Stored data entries
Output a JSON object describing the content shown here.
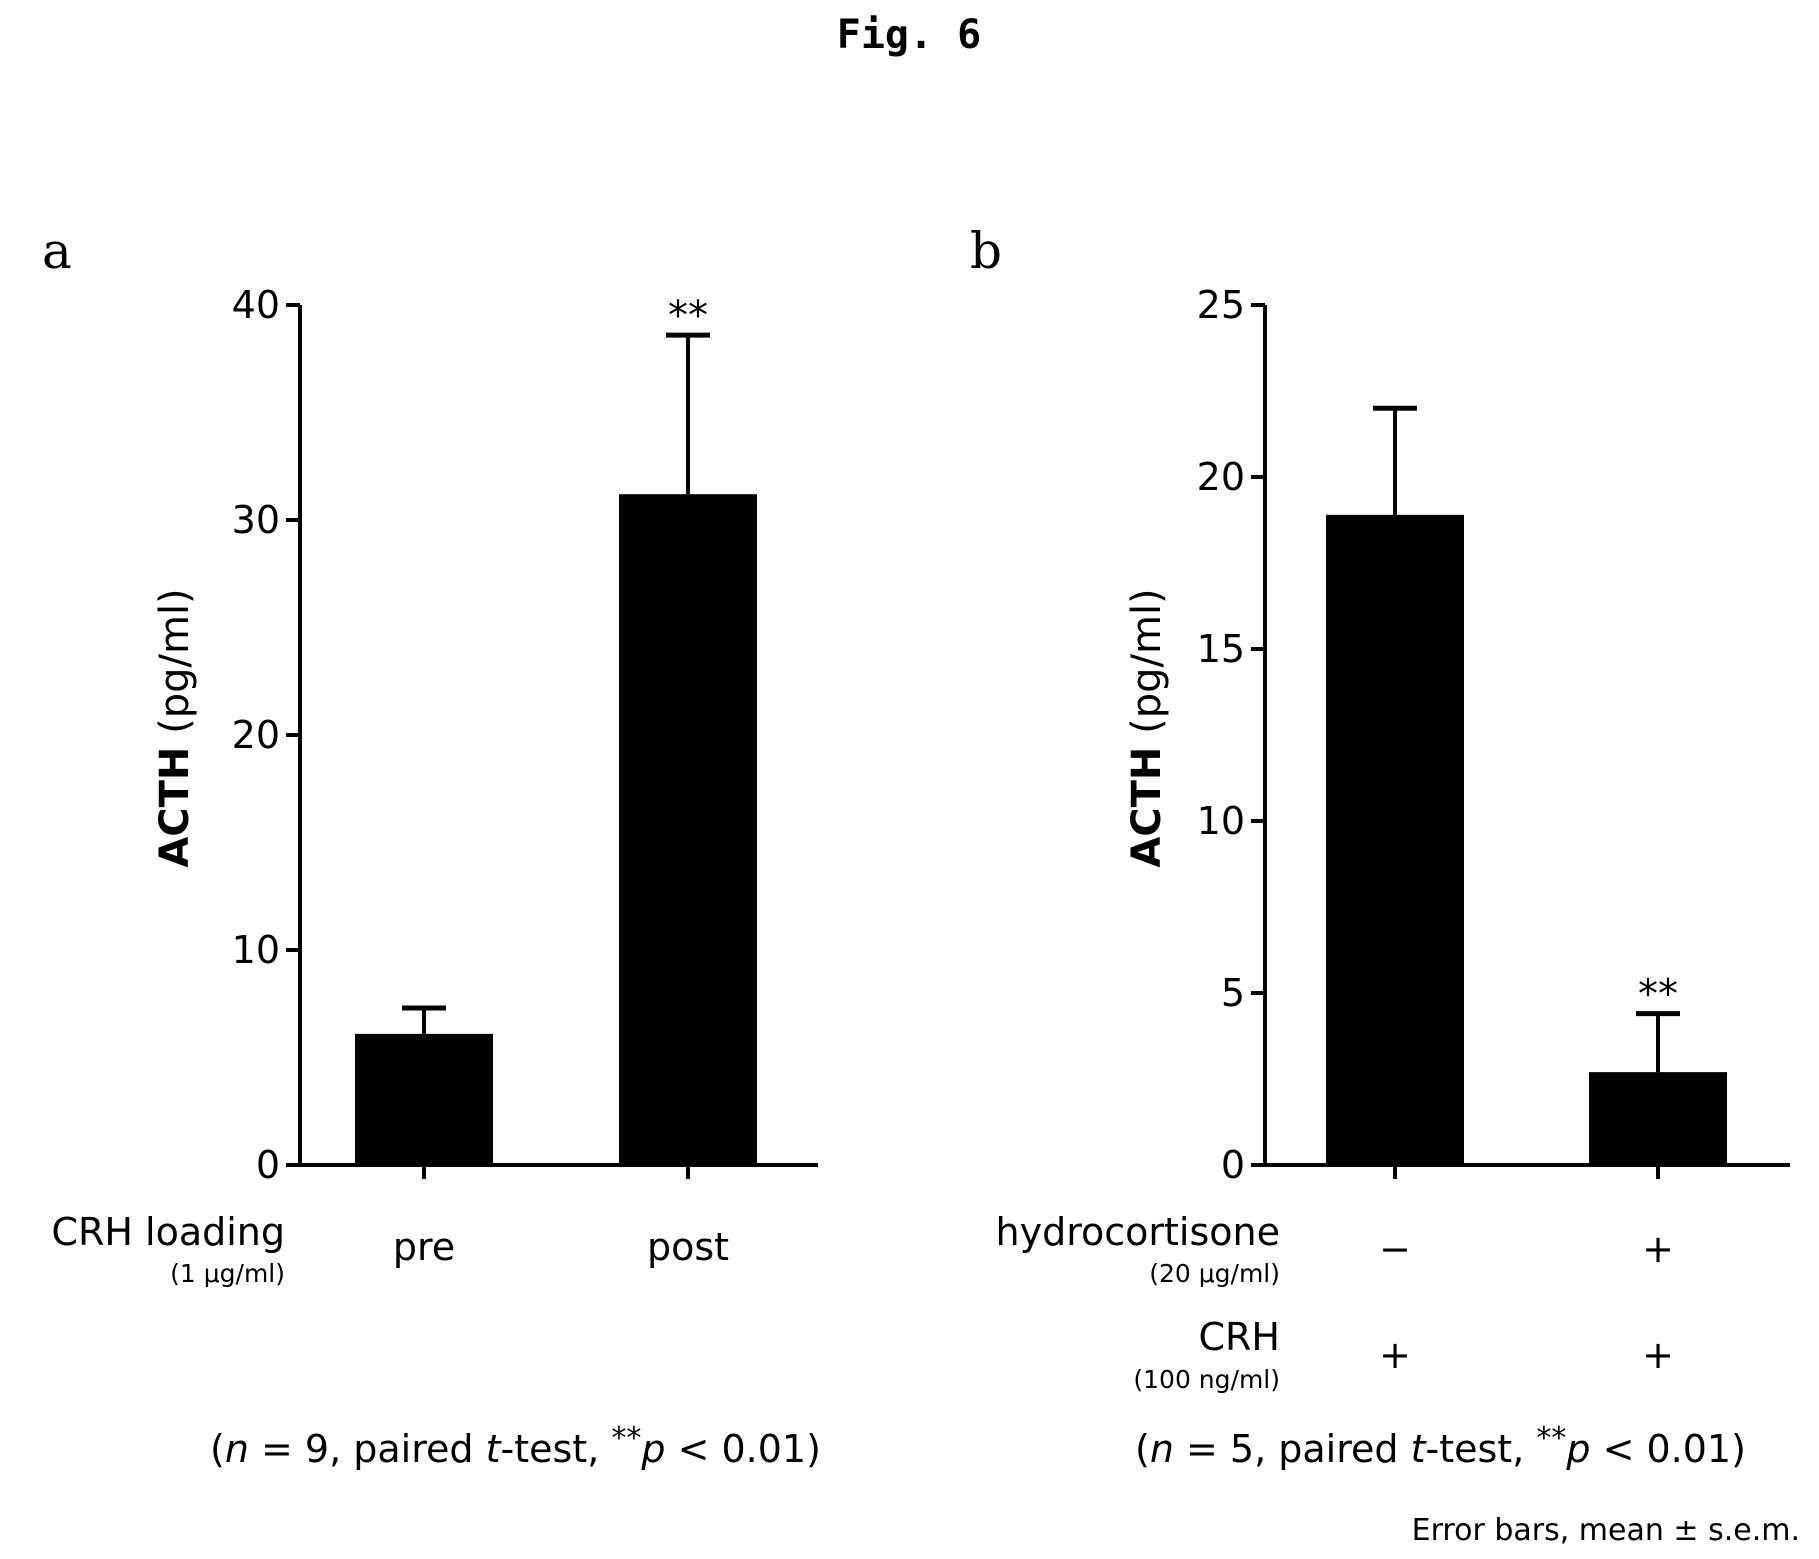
{
  "figure_title": "Fig. 6",
  "error_bar_note": "Error bars, mean ± s.e.m.",
  "chart_data": [
    {
      "type": "bar",
      "panel": "a",
      "ylabel_bold": "ACTH",
      "ylabel_unit": " (pg/ml)",
      "ylim": [
        0,
        40
      ],
      "yticks": [
        0,
        10,
        20,
        30,
        40
      ],
      "categories": [
        "pre",
        "post"
      ],
      "values": [
        6.1,
        31.2
      ],
      "errors": [
        1.2,
        7.4
      ],
      "significance": [
        "",
        "**"
      ],
      "condition_rows": [
        {
          "label": "CRH loading",
          "sublabel": "(1 μg/ml)",
          "values": [
            "pre",
            "post"
          ]
        }
      ],
      "footnote": {
        "open": "(",
        "n_symbol": "n",
        "n_text": " = 9, paired ",
        "t_symbol": "t",
        "test_text": "-test,  ",
        "stars": "**",
        "p_symbol": "p",
        "p_text": " < 0.01",
        "close": ")"
      }
    },
    {
      "type": "bar",
      "panel": "b",
      "ylabel_bold": "ACTH",
      "ylabel_unit": " (pg/ml)",
      "ylim": [
        0,
        25
      ],
      "yticks": [
        0,
        5,
        10,
        15,
        20,
        25
      ],
      "categories": [
        "hydrocortisone −, CRH +",
        "hydrocortisone +, CRH +"
      ],
      "values": [
        18.9,
        2.7
      ],
      "errors": [
        3.1,
        1.7
      ],
      "significance": [
        "",
        "**"
      ],
      "condition_rows": [
        {
          "label": "hydrocortisone",
          "sublabel": "(20 μg/ml)",
          "values": [
            "−",
            "+"
          ]
        },
        {
          "label": "CRH",
          "sublabel": "(100 ng/ml)",
          "values": [
            "+",
            "+"
          ]
        }
      ],
      "footnote": {
        "open": "(",
        "n_symbol": "n",
        "n_text": " = 5, paired ",
        "t_symbol": "t",
        "test_text": "-test,  ",
        "stars": "**",
        "p_symbol": "p",
        "p_text": " < 0.01",
        "close": ")"
      }
    }
  ]
}
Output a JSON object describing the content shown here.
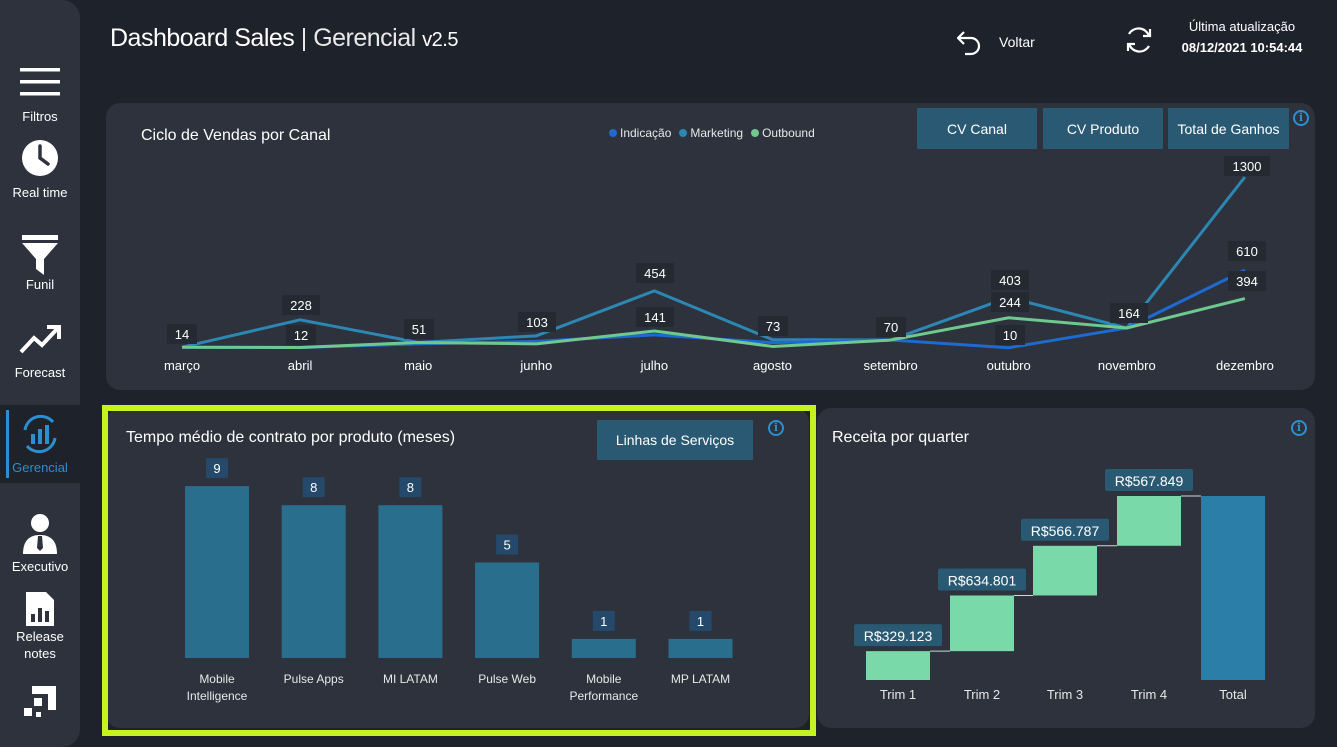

_WHAT THE EXERCISE ASKS_
Produce an exact copy of each line of data, skipping embedded images.

_OUTPUT FOR THIS EXERCISE_
Output a JSON object describing the content shown here.
{
  "figure_title": "Fig. 6",
  "error_bar_note": "Error bars, mean ± s.e.m.",
  "chart_data": [
    {
      "type": "bar",
      "panel": "a",
      "ylabel_bold": "ACTH",
      "ylabel_unit": " (pg/ml)",
      "ylim": [
        0,
        40
      ],
      "yticks": [
        0,
        10,
        20,
        30,
        40
      ],
      "categories": [
        "pre",
        "post"
      ],
      "values": [
        6.1,
        31.2
      ],
      "errors": [
        1.2,
        7.4
      ],
      "significance": [
        "",
        "**"
      ],
      "condition_rows": [
        {
          "label": "CRH loading",
          "sublabel": "(1 μg/ml)",
          "values": [
            "pre",
            "post"
          ]
        }
      ],
      "footnote": {
        "open": "(",
        "n_symbol": "n",
        "n_text": " = 9, paired ",
        "t_symbol": "t",
        "test_text": "-test,  ",
        "stars": "**",
        "p_symbol": "p",
        "p_text": " < 0.01",
        "close": ")"
      }
    },
    {
      "type": "bar",
      "panel": "b",
      "ylabel_bold": "ACTH",
      "ylabel_unit": " (pg/ml)",
      "ylim": [
        0,
        25
      ],
      "yticks": [
        0,
        5,
        10,
        15,
        20,
        25
      ],
      "categories": [
        "hydrocortisone −, CRH +",
        "hydrocortisone +, CRH +"
      ],
      "values": [
        18.9,
        2.7
      ],
      "errors": [
        3.1,
        1.7
      ],
      "significance": [
        "",
        "**"
      ],
      "condition_rows": [
        {
          "label": "hydrocortisone",
          "sublabel": "(20 μg/ml)",
          "values": [
            "−",
            "+"
          ]
        },
        {
          "label": "CRH",
          "sublabel": "(100 ng/ml)",
          "values": [
            "+",
            "+"
          ]
        }
      ],
      "footnote": {
        "open": "(",
        "n_symbol": "n",
        "n_text": " = 5, paired ",
        "t_symbol": "t",
        "test_text": "-test,  ",
        "stars": "**",
        "p_symbol": "p",
        "p_text": " < 0.01",
        "close": ")"
      }
    }
  ]
}
Output a JSON object describing the content shown here.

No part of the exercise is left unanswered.